Count how many lines hold the string "næringsveg". Give that number alone.

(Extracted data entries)
########

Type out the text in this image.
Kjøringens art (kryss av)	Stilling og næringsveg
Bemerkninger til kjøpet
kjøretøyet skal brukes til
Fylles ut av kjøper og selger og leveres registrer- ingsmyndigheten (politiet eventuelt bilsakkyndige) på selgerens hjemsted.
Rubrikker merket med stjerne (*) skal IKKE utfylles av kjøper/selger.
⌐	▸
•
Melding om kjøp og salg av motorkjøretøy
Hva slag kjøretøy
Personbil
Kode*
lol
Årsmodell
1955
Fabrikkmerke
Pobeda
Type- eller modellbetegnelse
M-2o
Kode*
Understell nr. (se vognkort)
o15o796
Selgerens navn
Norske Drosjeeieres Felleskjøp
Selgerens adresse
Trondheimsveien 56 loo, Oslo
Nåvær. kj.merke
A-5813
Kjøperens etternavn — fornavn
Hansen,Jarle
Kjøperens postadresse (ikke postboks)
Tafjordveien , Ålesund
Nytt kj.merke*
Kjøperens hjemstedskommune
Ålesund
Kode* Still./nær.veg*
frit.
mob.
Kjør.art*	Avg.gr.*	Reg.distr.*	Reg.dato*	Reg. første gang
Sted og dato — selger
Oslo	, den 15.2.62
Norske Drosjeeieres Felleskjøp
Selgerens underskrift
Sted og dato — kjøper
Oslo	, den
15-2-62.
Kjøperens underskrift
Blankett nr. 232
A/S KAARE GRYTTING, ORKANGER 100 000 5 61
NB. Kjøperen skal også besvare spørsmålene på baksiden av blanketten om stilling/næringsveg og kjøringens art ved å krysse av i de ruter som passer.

########

(WRITTEN REPLY) 2